*PROBLEM TO WORK ON*. Go through the listing and set it down exactly, leaving out its pictures.

Stored records:
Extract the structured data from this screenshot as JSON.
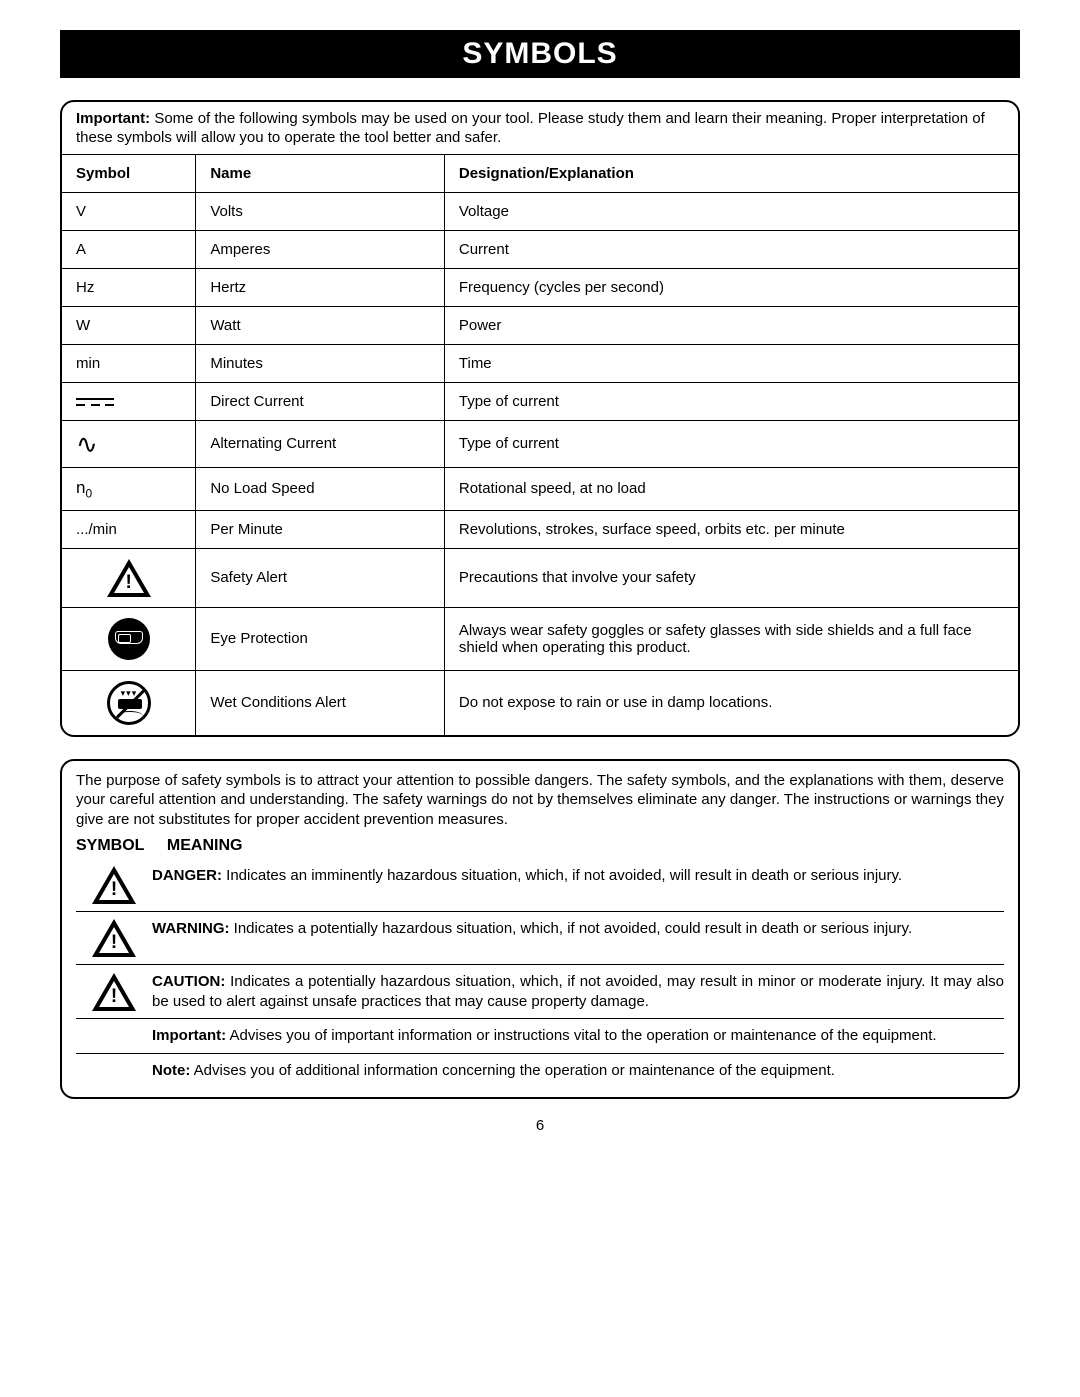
{
  "title": "SYMBOLS",
  "intro_bold": "Important:",
  "intro_text": " Some of the following symbols may be used on your tool. Please study them and learn their meaning. Proper interpretation of these symbols will allow you to operate the tool better and safer.",
  "headers": {
    "symbol": "Symbol",
    "name": "Name",
    "desc": "Designation/Explanation"
  },
  "rows": [
    {
      "sym_text": "V",
      "name": "Volts",
      "desc": "Voltage"
    },
    {
      "sym_text": "A",
      "name": "Amperes",
      "desc": "Current"
    },
    {
      "sym_text": "Hz",
      "name": "Hertz",
      "desc": "Frequency (cycles per second)"
    },
    {
      "sym_text": "W",
      "name": "Watt",
      "desc": "Power"
    },
    {
      "sym_text": "min",
      "name": "Minutes",
      "desc": "Time"
    },
    {
      "icon": "dc",
      "name": "Direct Current",
      "desc": "Type of current"
    },
    {
      "icon": "ac",
      "name": "Alternating Current",
      "desc": "Type of current"
    },
    {
      "icon": "n0",
      "name": "No Load Speed",
      "desc": "Rotational speed, at no load"
    },
    {
      "sym_text": ".../min",
      "name": "Per Minute",
      "desc": "Revolutions, strokes, surface speed, orbits etc. per minute"
    },
    {
      "icon": "alert",
      "name": "Safety Alert",
      "desc": "Precautions that involve your safety"
    },
    {
      "icon": "eye",
      "name": "Eye Protection",
      "desc": "Always wear safety goggles or safety glasses with side shields and a full face shield when operating this product."
    },
    {
      "icon": "wet",
      "name": "Wet Conditions Alert",
      "desc": "Do not expose to rain or use in damp locations."
    }
  ],
  "meaning_intro": "The purpose of safety symbols is to attract your attention to possible dangers. The safety symbols, and the explanations with them, deserve your careful attention and understanding. The safety warnings do not by themselves eliminate any danger. The instructions or warnings they give are not substitutes for proper accident prevention measures.",
  "meaning_head": {
    "c1": "SYMBOL",
    "c2": "MEANING"
  },
  "meanings": [
    {
      "icon": "alert",
      "bold": "DANGER:",
      "text": " Indicates an imminently hazardous situation, which, if not avoided, will result in death or serious injury."
    },
    {
      "icon": "alert",
      "bold": "WARNING:",
      "text": " Indicates a potentially hazardous situation, which, if not avoided, could result in death or serious injury."
    },
    {
      "icon": "alert",
      "bold": "CAUTION:",
      "text": " Indicates a potentially hazardous situation, which, if not avoided, may result in minor or moderate injury. It may also be used to alert against unsafe practices that may cause property damage."
    },
    {
      "icon": "",
      "bold": "Important:",
      "text": " Advises you of important information or instructions vital to the operation or maintenance of the equipment."
    },
    {
      "icon": "",
      "bold": "Note:",
      "text": " Advises you of additional information concerning the operation or maintenance of the equipment."
    }
  ],
  "page_number": "6",
  "icons": {
    "n0_label": "n",
    "n0_sub": "0",
    "ac_glyph": "∿"
  },
  "colors": {
    "fg": "#000000",
    "bg": "#ffffff"
  }
}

*ANSWER FOR THIS EXERCISE*.
Extract the structured data from this screenshot as JSON.
{
  "title": "SYMBOLS",
  "intro_bold": "Important:",
  "intro_text": " Some of the following symbols may be used on your tool. Please study them and learn their meaning. Proper interpretation of these symbols will allow you to operate the tool better and safer.",
  "headers": {
    "symbol": "Symbol",
    "name": "Name",
    "desc": "Designation/Explanation"
  },
  "rows": [
    {
      "sym_text": "V",
      "name": "Volts",
      "desc": "Voltage"
    },
    {
      "sym_text": "A",
      "name": "Amperes",
      "desc": "Current"
    },
    {
      "sym_text": "Hz",
      "name": "Hertz",
      "desc": "Frequency (cycles per second)"
    },
    {
      "sym_text": "W",
      "name": "Watt",
      "desc": "Power"
    },
    {
      "sym_text": "min",
      "name": "Minutes",
      "desc": "Time"
    },
    {
      "icon": "dc",
      "name": "Direct Current",
      "desc": "Type of current"
    },
    {
      "icon": "ac",
      "name": "Alternating Current",
      "desc": "Type of current"
    },
    {
      "icon": "n0",
      "name": "No Load Speed",
      "desc": "Rotational speed, at no load"
    },
    {
      "sym_text": ".../min",
      "name": "Per Minute",
      "desc": "Revolutions, strokes, surface speed, orbits etc. per minute"
    },
    {
      "icon": "alert",
      "name": "Safety Alert",
      "desc": "Precautions that involve your safety"
    },
    {
      "icon": "eye",
      "name": "Eye Protection",
      "desc": "Always wear safety goggles or safety glasses with side shields and a full face shield when operating this product."
    },
    {
      "icon": "wet",
      "name": "Wet Conditions Alert",
      "desc": "Do not expose to rain or use in damp locations."
    }
  ],
  "meaning_intro": "The purpose of safety symbols is to attract your attention to possible dangers. The safety symbols, and the explanations with them, deserve your careful attention and understanding. The safety warnings do not by themselves eliminate any danger. The instructions or warnings they give are not substitutes for proper accident prevention measures.",
  "meaning_head": {
    "c1": "SYMBOL",
    "c2": "MEANING"
  },
  "meanings": [
    {
      "icon": "alert",
      "bold": "DANGER:",
      "text": " Indicates an imminently hazardous situation, which, if not avoided, will result in death or serious injury."
    },
    {
      "icon": "alert",
      "bold": "WARNING:",
      "text": " Indicates a potentially hazardous situation, which, if not avoided, could result in death or serious injury."
    },
    {
      "icon": "alert",
      "bold": "CAUTION:",
      "text": " Indicates a potentially hazardous situation, which, if not avoided, may result in minor or moderate injury. It may also be used to alert against unsafe practices that may cause property damage."
    },
    {
      "icon": "",
      "bold": "Important:",
      "text": " Advises you of important information or instructions vital to the operation or maintenance of the equipment."
    },
    {
      "icon": "",
      "bold": "Note:",
      "text": " Advises you of additional information concerning the operation or maintenance of the equipment."
    }
  ],
  "page_number": "6",
  "icons": {
    "n0_label": "n",
    "n0_sub": "0",
    "ac_glyph": "∿"
  },
  "colors": {
    "fg": "#000000",
    "bg": "#ffffff"
  }
}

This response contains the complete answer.